What you will do: Set down the full listing exactly as given. Any pictures are to be left out.

## begin Exercise input

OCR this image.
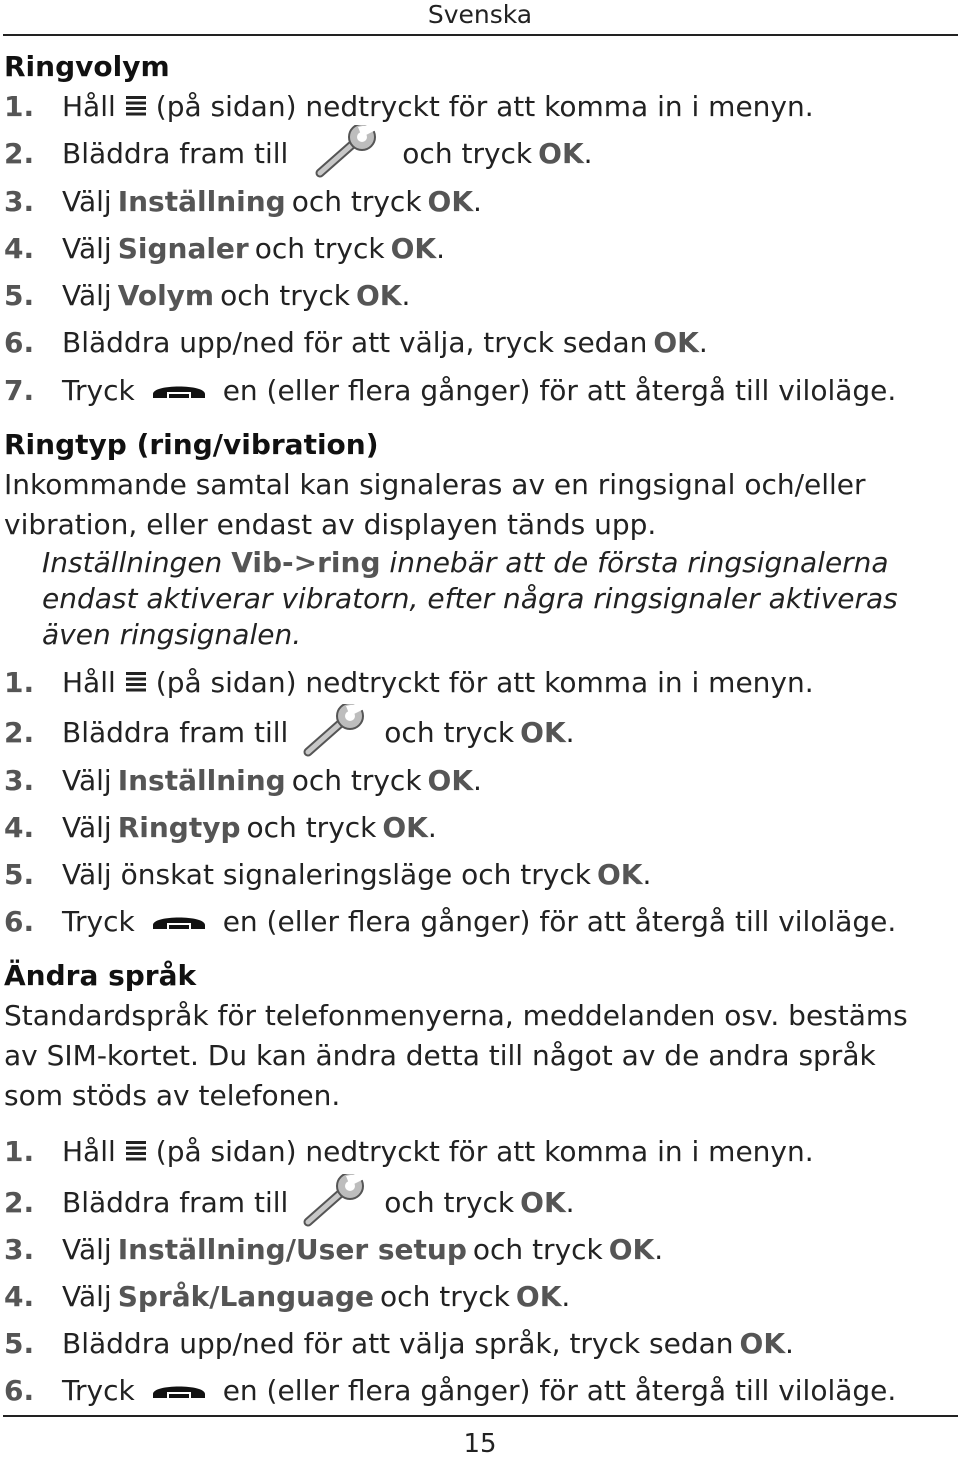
Svenska
Ringvolym
1. Håll (på sidan) nedtryckt för att komma in i menyn.
2. Bläddra fram till	och tryck OK .
3. Välj Inställning och tryck OK .
4. Välj Signaler och tryck OK .
5. Välj Volym och tryck OK .
6. Bläddra upp/ned för att välja, tryck sedan OK .
7. Tryck	en (eller flera gånger) för att återgå till viloläge.
Ringtyp (ring/vibration)
Inkommande samtal kan signaleras av en ringsignal och/eller
vibration, eller endast av displayen tänds upp.
Inställningen Vib->ring innebär att de första ringsignalerna
endast aktiverar vibratorn, efter några ringsignaler aktiveras
även ringsignalen.
1. Håll (på sidan) nedtryckt för att komma in i menyn.
2. Bläddra fram till	och tryck OK .
3. Välj Inställning och tryck OK .
4. Välj Ringtyp och tryck OK .
5. Välj önskat signaleringsläge och tryck OK .
6. Tryck	en (eller flera gånger) för att återgå till viloläge.
Ändra språk
Standardspråk för telefonmenyerna, meddelanden osv. bestäms
av SIM-kortet. Du kan ändra detta till något av de andra språk
som stöds av telefonen.
1. Håll (på sidan) nedtryckt för att komma in i menyn.
2. Bläddra fram till	och tryck OK .
3. Välj Inställning/User setup och tryck OK .
4. Välj Språk/Language och tryck OK .
5. Bläddra upp/ned för att välja språk, tryck sedan OK .
6. Tryck	en (eller flera gånger) för att återgå till viloläge.
15
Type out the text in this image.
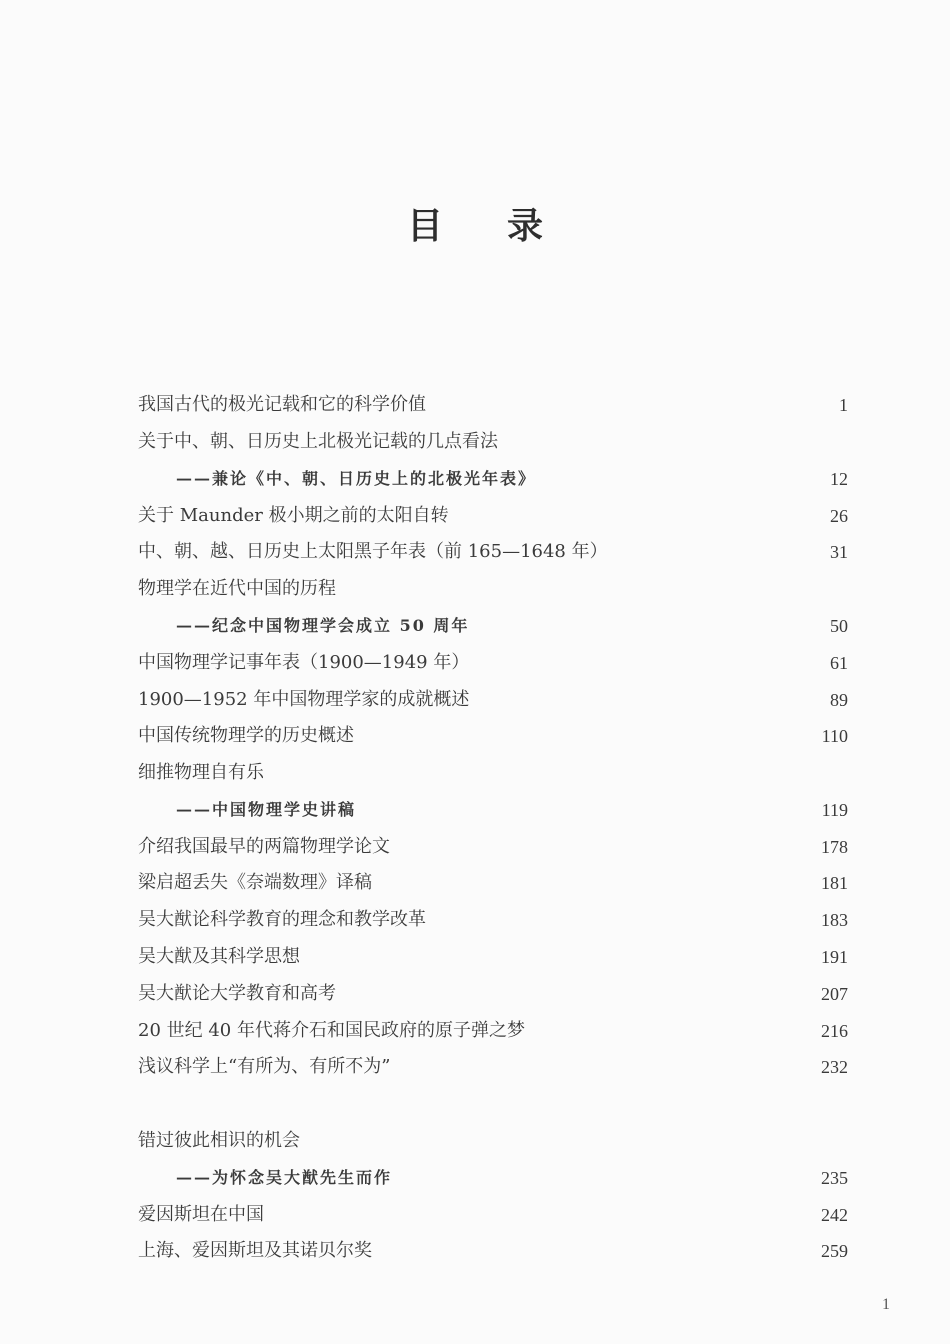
目 录
我国古代的极光记载和它的科学价值	1
关于中、朝、日历史上北极光记载的几点看法
——兼论《中、朝、日历史上的北极光年表》	12
关于 Maunder 极小期之前的太阳自转	26
中、朝、越、日历史上太阳黑子年表（前 165—1648 年）	31
物理学在近代中国的历程
——纪念中国物理学会成立 50 周年	50
中国物理学记事年表（1900—1949 年）	61
1900—1952 年中国物理学家的成就概述	89
中国传统物理学的历史概述	110
细推物理自有乐
——中国物理学史讲稿	119
介绍我国最早的两篇物理学论文	178
梁启超丢失《奈端数理》译稿	181
吴大猷论科学教育的理念和教学改革	183
吴大猷及其科学思想	191
吴大猷论大学教育和高考	207
20 世纪 40 年代蒋介石和国民政府的原子弹之梦	216
浅议科学上“有所为、有所不为”	232
错过彼此相识的机会
——为怀念吴大猷先生而作	235
爱因斯坦在中国	242
上海、爱因斯坦及其诺贝尔奖	259
1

## end Exercise input

Answer to this task:
OCR this image.
Svenska
Ringvolym
1. Håll (på sidan) nedtryckt för att komma in i menyn.
2. Bläddra fram till	och tryck OK .
3. Välj Inställning och tryck OK .
4. Välj Signaler och tryck OK .
5. Välj Volym och tryck OK .
6. Bläddra upp/ned för att välja, tryck sedan OK .
7. Tryck	en (eller flera gånger) för att återgå till viloläge.
Ringtyp (ring/vibration)
Inkommande samtal kan signaleras av en ringsignal och/eller
vibration, eller endast av displayen tänds upp.
Inställningen Vib->ring innebär att de första ringsignalerna
endast aktiverar vibratorn, efter några ringsignaler aktiveras
även ringsignalen.
1. Håll (på sidan) nedtryckt för att komma in i menyn.
2. Bläddra fram till	och tryck OK .
3. Välj Inställning och tryck OK .
4. Välj Ringtyp och tryck OK .
5. Välj önskat signaleringsläge och tryck OK .
6. Tryck	en (eller flera gånger) för att återgå till viloläge.
Ändra språk
Standardspråk för telefonmenyerna, meddelanden osv. bestäms
av SIM-kortet. Du kan ändra detta till något av de andra språk
som stöds av telefonen.
1. Håll (på sidan) nedtryckt för att komma in i menyn.
2. Bläddra fram till	och tryck OK .
3. Välj Inställning/User setup och tryck OK .
4. Välj Språk/Language och tryck OK .
5. Bläddra upp/ned för att välja språk, tryck sedan OK .
6. Tryck	en (eller flera gånger) för att återgå till viloläge.
15
Type out the text in this image.
目 录
我国古代的极光记载和它的科学价值	1
关于中、朝、日历史上北极光记载的几点看法
——兼论《中、朝、日历史上的北极光年表》	12
关于 Maunder 极小期之前的太阳自转	26
中、朝、越、日历史上太阳黑子年表（前 165—1648 年）	31
物理学在近代中国的历程
——纪念中国物理学会成立 50 周年	50
中国物理学记事年表（1900—1949 年）	61
1900—1952 年中国物理学家的成就概述	89
中国传统物理学的历史概述	110
细推物理自有乐
——中国物理学史讲稿	119
介绍我国最早的两篇物理学论文	178
梁启超丢失《奈端数理》译稿	181
吴大猷论科学教育的理念和教学改革	183
吴大猷及其科学思想	191
吴大猷论大学教育和高考	207
20 世纪 40 年代蒋介石和国民政府的原子弹之梦	216
浅议科学上“有所为、有所不为”	232
错过彼此相识的机会
——为怀念吴大猷先生而作	235
爱因斯坦在中国	242
上海、爱因斯坦及其诺贝尔奖	259
1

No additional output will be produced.